SHORT PROBLEM
Exclude the pictures and return every line exactly as written.

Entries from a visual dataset
....

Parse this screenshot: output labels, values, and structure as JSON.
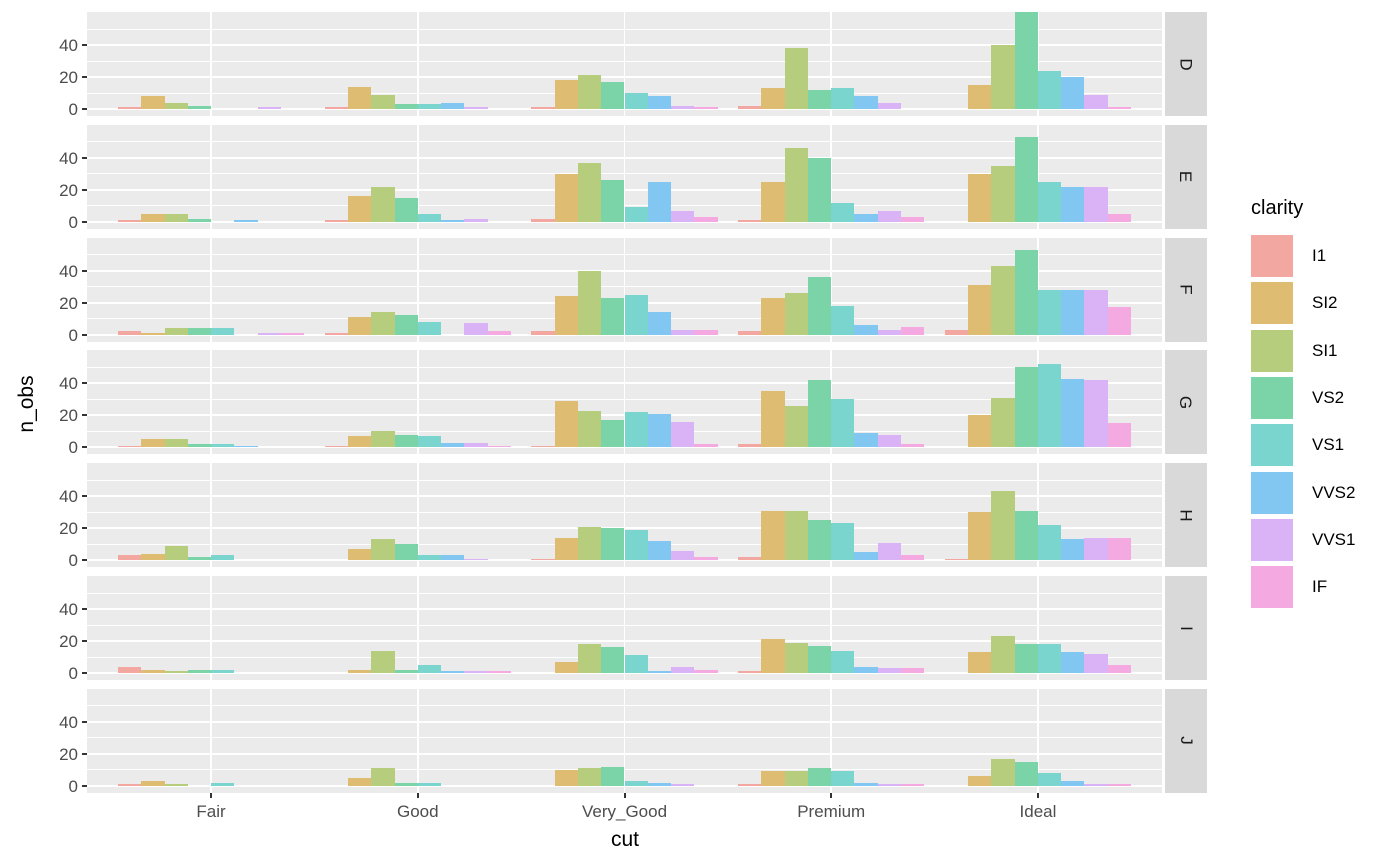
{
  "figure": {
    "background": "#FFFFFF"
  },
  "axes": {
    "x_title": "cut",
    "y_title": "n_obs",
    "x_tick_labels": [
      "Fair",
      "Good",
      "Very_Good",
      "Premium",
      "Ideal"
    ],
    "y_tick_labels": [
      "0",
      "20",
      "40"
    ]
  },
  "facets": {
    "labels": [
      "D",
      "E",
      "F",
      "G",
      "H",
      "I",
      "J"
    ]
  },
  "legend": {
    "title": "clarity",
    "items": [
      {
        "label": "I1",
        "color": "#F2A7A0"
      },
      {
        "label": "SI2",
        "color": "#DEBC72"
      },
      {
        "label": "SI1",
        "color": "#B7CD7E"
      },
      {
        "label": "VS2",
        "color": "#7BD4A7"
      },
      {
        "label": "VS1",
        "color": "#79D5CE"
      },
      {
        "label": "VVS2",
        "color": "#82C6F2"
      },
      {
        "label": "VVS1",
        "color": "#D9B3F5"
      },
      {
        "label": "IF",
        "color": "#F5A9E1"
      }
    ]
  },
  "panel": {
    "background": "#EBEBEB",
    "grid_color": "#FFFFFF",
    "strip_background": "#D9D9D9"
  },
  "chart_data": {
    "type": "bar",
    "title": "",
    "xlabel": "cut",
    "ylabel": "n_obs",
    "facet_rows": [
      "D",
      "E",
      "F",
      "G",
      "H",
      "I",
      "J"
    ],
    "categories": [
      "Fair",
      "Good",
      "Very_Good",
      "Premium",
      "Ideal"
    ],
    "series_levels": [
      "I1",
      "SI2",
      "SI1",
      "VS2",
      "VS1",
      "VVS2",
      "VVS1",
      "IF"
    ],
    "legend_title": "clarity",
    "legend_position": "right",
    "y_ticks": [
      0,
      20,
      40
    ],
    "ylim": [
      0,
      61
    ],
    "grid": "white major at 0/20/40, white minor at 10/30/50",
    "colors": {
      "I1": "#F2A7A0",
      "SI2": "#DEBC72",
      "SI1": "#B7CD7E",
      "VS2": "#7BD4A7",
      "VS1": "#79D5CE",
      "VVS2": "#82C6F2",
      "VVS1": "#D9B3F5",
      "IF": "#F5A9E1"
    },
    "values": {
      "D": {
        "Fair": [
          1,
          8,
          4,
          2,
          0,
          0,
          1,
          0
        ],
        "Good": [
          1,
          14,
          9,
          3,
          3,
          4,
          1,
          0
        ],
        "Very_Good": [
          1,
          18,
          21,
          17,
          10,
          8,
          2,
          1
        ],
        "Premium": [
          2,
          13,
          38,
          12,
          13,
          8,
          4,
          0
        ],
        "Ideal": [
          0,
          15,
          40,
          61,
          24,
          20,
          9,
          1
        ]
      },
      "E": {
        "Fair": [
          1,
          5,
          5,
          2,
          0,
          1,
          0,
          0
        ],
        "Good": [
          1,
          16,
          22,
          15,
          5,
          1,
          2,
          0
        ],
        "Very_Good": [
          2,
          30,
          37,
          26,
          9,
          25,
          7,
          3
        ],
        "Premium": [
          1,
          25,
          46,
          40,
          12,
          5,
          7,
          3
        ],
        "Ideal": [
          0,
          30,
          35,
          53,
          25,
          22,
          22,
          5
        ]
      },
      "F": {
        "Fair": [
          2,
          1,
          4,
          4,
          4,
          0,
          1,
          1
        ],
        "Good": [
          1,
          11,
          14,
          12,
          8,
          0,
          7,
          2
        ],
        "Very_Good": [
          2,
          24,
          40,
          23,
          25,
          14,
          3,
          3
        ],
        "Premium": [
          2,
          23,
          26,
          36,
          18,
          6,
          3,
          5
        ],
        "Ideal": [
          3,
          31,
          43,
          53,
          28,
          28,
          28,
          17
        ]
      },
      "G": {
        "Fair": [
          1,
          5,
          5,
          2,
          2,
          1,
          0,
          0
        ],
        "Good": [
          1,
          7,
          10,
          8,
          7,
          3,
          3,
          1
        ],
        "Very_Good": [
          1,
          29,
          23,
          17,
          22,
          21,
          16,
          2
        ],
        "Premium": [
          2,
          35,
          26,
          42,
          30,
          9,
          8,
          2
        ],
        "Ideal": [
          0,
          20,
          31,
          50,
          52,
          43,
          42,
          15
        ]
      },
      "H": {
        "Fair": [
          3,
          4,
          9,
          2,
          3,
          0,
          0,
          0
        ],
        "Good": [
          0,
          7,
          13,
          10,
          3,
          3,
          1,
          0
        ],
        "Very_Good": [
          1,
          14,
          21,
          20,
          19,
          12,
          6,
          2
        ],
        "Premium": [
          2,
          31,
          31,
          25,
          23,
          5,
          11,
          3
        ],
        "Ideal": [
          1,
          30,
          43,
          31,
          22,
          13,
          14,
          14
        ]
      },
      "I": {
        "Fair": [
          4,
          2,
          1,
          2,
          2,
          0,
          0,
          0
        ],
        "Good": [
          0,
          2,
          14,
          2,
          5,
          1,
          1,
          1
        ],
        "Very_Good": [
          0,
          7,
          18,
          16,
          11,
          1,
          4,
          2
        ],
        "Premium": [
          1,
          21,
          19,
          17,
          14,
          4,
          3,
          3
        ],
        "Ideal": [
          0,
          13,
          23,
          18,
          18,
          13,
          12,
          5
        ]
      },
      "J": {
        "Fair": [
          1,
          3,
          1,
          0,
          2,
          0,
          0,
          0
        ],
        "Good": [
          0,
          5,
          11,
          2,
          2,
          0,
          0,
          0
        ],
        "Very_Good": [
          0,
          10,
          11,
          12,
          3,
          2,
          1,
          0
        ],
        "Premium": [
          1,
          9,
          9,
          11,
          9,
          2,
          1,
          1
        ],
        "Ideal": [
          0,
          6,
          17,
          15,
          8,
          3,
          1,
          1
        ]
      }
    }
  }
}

....

WORKED SOLUTION
Parse this screenshot: output labels, values, and structure as JSON.
{
  "figure": {
    "background": "#FFFFFF"
  },
  "axes": {
    "x_title": "cut",
    "y_title": "n_obs",
    "x_tick_labels": [
      "Fair",
      "Good",
      "Very_Good",
      "Premium",
      "Ideal"
    ],
    "y_tick_labels": [
      "0",
      "20",
      "40"
    ]
  },
  "facets": {
    "labels": [
      "D",
      "E",
      "F",
      "G",
      "H",
      "I",
      "J"
    ]
  },
  "legend": {
    "title": "clarity",
    "items": [
      {
        "label": "I1",
        "color": "#F2A7A0"
      },
      {
        "label": "SI2",
        "color": "#DEBC72"
      },
      {
        "label": "SI1",
        "color": "#B7CD7E"
      },
      {
        "label": "VS2",
        "color": "#7BD4A7"
      },
      {
        "label": "VS1",
        "color": "#79D5CE"
      },
      {
        "label": "VVS2",
        "color": "#82C6F2"
      },
      {
        "label": "VVS1",
        "color": "#D9B3F5"
      },
      {
        "label": "IF",
        "color": "#F5A9E1"
      }
    ]
  },
  "panel": {
    "background": "#EBEBEB",
    "grid_color": "#FFFFFF",
    "strip_background": "#D9D9D9"
  },
  "chart_data": {
    "type": "bar",
    "title": "",
    "xlabel": "cut",
    "ylabel": "n_obs",
    "facet_rows": [
      "D",
      "E",
      "F",
      "G",
      "H",
      "I",
      "J"
    ],
    "categories": [
      "Fair",
      "Good",
      "Very_Good",
      "Premium",
      "Ideal"
    ],
    "series_levels": [
      "I1",
      "SI2",
      "SI1",
      "VS2",
      "VS1",
      "VVS2",
      "VVS1",
      "IF"
    ],
    "legend_title": "clarity",
    "legend_position": "right",
    "y_ticks": [
      0,
      20,
      40
    ],
    "ylim": [
      0,
      61
    ],
    "grid": "white major at 0/20/40, white minor at 10/30/50",
    "colors": {
      "I1": "#F2A7A0",
      "SI2": "#DEBC72",
      "SI1": "#B7CD7E",
      "VS2": "#7BD4A7",
      "VS1": "#79D5CE",
      "VVS2": "#82C6F2",
      "VVS1": "#D9B3F5",
      "IF": "#F5A9E1"
    },
    "values": {
      "D": {
        "Fair": [
          1,
          8,
          4,
          2,
          0,
          0,
          1,
          0
        ],
        "Good": [
          1,
          14,
          9,
          3,
          3,
          4,
          1,
          0
        ],
        "Very_Good": [
          1,
          18,
          21,
          17,
          10,
          8,
          2,
          1
        ],
        "Premium": [
          2,
          13,
          38,
          12,
          13,
          8,
          4,
          0
        ],
        "Ideal": [
          0,
          15,
          40,
          61,
          24,
          20,
          9,
          1
        ]
      },
      "E": {
        "Fair": [
          1,
          5,
          5,
          2,
          0,
          1,
          0,
          0
        ],
        "Good": [
          1,
          16,
          22,
          15,
          5,
          1,
          2,
          0
        ],
        "Very_Good": [
          2,
          30,
          37,
          26,
          9,
          25,
          7,
          3
        ],
        "Premium": [
          1,
          25,
          46,
          40,
          12,
          5,
          7,
          3
        ],
        "Ideal": [
          0,
          30,
          35,
          53,
          25,
          22,
          22,
          5
        ]
      },
      "F": {
        "Fair": [
          2,
          1,
          4,
          4,
          4,
          0,
          1,
          1
        ],
        "Good": [
          1,
          11,
          14,
          12,
          8,
          0,
          7,
          2
        ],
        "Very_Good": [
          2,
          24,
          40,
          23,
          25,
          14,
          3,
          3
        ],
        "Premium": [
          2,
          23,
          26,
          36,
          18,
          6,
          3,
          5
        ],
        "Ideal": [
          3,
          31,
          43,
          53,
          28,
          28,
          28,
          17
        ]
      },
      "G": {
        "Fair": [
          1,
          5,
          5,
          2,
          2,
          1,
          0,
          0
        ],
        "Good": [
          1,
          7,
          10,
          8,
          7,
          3,
          3,
          1
        ],
        "Very_Good": [
          1,
          29,
          23,
          17,
          22,
          21,
          16,
          2
        ],
        "Premium": [
          2,
          35,
          26,
          42,
          30,
          9,
          8,
          2
        ],
        "Ideal": [
          0,
          20,
          31,
          50,
          52,
          43,
          42,
          15
        ]
      },
      "H": {
        "Fair": [
          3,
          4,
          9,
          2,
          3,
          0,
          0,
          0
        ],
        "Good": [
          0,
          7,
          13,
          10,
          3,
          3,
          1,
          0
        ],
        "Very_Good": [
          1,
          14,
          21,
          20,
          19,
          12,
          6,
          2
        ],
        "Premium": [
          2,
          31,
          31,
          25,
          23,
          5,
          11,
          3
        ],
        "Ideal": [
          1,
          30,
          43,
          31,
          22,
          13,
          14,
          14
        ]
      },
      "I": {
        "Fair": [
          4,
          2,
          1,
          2,
          2,
          0,
          0,
          0
        ],
        "Good": [
          0,
          2,
          14,
          2,
          5,
          1,
          1,
          1
        ],
        "Very_Good": [
          0,
          7,
          18,
          16,
          11,
          1,
          4,
          2
        ],
        "Premium": [
          1,
          21,
          19,
          17,
          14,
          4,
          3,
          3
        ],
        "Ideal": [
          0,
          13,
          23,
          18,
          18,
          13,
          12,
          5
        ]
      },
      "J": {
        "Fair": [
          1,
          3,
          1,
          0,
          2,
          0,
          0,
          0
        ],
        "Good": [
          0,
          5,
          11,
          2,
          2,
          0,
          0,
          0
        ],
        "Very_Good": [
          0,
          10,
          11,
          12,
          3,
          2,
          1,
          0
        ],
        "Premium": [
          1,
          9,
          9,
          11,
          9,
          2,
          1,
          1
        ],
        "Ideal": [
          0,
          6,
          17,
          15,
          8,
          3,
          1,
          1
        ]
      }
    }
  }
}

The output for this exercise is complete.